-- Begin Dataset records --

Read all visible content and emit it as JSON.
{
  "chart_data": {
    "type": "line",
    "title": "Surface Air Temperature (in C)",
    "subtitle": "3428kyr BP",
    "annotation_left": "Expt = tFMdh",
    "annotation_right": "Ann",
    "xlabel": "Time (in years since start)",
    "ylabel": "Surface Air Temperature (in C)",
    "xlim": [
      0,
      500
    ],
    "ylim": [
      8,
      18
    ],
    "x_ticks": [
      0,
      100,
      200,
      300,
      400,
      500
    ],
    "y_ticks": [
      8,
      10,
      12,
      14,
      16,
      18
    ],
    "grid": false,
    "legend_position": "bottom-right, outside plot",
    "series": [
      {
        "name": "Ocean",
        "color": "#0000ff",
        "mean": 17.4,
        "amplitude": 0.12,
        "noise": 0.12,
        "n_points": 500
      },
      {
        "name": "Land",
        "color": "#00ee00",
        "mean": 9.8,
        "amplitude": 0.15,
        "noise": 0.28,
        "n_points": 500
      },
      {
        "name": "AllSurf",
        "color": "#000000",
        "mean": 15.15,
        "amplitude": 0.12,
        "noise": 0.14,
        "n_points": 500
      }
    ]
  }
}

-- End Dataset records --

> Instructions to follow
Reproduce each entry word for word.

> Full output
Read all visible content and emit it as JSON.
{
  "chart_data": {
    "type": "line",
    "title": "Surface Air Temperature (in C)",
    "subtitle": "3428kyr BP",
    "annotation_left": "Expt = tFMdh",
    "annotation_right": "Ann",
    "xlabel": "Time (in years since start)",
    "ylabel": "Surface Air Temperature (in C)",
    "xlim": [
      0,
      500
    ],
    "ylim": [
      8,
      18
    ],
    "x_ticks": [
      0,
      100,
      200,
      300,
      400,
      500
    ],
    "y_ticks": [
      8,
      10,
      12,
      14,
      16,
      18
    ],
    "grid": false,
    "legend_position": "bottom-right, outside plot",
    "series": [
      {
        "name": "Ocean",
        "color": "#0000ff",
        "mean": 17.4,
        "amplitude": 0.12,
        "noise": 0.12,
        "n_points": 500
      },
      {
        "name": "Land",
        "color": "#00ee00",
        "mean": 9.8,
        "amplitude": 0.15,
        "noise": 0.28,
        "n_points": 500
      },
      {
        "name": "AllSurf",
        "color": "#000000",
        "mean": 15.15,
        "amplitude": 0.12,
        "noise": 0.14,
        "n_points": 500
      }
    ]
  }
}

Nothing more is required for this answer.